┌─ Material

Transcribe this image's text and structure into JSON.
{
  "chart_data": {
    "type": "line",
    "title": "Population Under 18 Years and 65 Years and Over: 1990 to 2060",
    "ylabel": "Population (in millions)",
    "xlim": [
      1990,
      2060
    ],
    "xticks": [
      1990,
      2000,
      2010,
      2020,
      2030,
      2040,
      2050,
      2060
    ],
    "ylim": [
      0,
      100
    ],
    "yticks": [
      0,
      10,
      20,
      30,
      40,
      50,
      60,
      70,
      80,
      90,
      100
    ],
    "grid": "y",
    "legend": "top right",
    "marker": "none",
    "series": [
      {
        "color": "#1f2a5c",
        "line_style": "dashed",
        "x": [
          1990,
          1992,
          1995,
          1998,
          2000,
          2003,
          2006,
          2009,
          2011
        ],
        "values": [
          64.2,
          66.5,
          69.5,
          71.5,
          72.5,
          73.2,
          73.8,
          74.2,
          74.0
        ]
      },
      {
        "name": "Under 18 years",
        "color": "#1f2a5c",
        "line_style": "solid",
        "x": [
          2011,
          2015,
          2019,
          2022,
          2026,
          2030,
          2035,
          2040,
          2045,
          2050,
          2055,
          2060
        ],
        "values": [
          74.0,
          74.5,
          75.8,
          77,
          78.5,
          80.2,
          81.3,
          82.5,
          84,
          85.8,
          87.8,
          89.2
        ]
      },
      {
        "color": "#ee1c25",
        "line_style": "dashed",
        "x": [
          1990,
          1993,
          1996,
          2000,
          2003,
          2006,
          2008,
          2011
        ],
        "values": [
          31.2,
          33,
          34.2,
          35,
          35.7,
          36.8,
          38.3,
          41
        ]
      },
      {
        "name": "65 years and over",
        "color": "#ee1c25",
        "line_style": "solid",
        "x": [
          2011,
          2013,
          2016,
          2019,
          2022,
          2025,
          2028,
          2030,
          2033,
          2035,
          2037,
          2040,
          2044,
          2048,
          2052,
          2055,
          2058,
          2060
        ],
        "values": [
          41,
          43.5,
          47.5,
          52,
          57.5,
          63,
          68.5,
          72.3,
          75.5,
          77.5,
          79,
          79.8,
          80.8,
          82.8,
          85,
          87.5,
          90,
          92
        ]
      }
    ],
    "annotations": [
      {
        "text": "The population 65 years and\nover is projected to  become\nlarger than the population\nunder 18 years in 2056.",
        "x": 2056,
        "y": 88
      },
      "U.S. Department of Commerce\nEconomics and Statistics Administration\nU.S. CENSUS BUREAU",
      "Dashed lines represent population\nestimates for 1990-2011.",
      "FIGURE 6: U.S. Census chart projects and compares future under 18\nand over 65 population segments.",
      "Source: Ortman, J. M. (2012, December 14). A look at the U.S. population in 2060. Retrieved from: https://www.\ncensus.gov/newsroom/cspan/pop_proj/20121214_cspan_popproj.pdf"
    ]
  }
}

└─

**The task**
Look through the data above. Each line containing the word "name" needs to be copied.

**Final result**
        "name": "Under 18 years",
        "name": "65 years and over",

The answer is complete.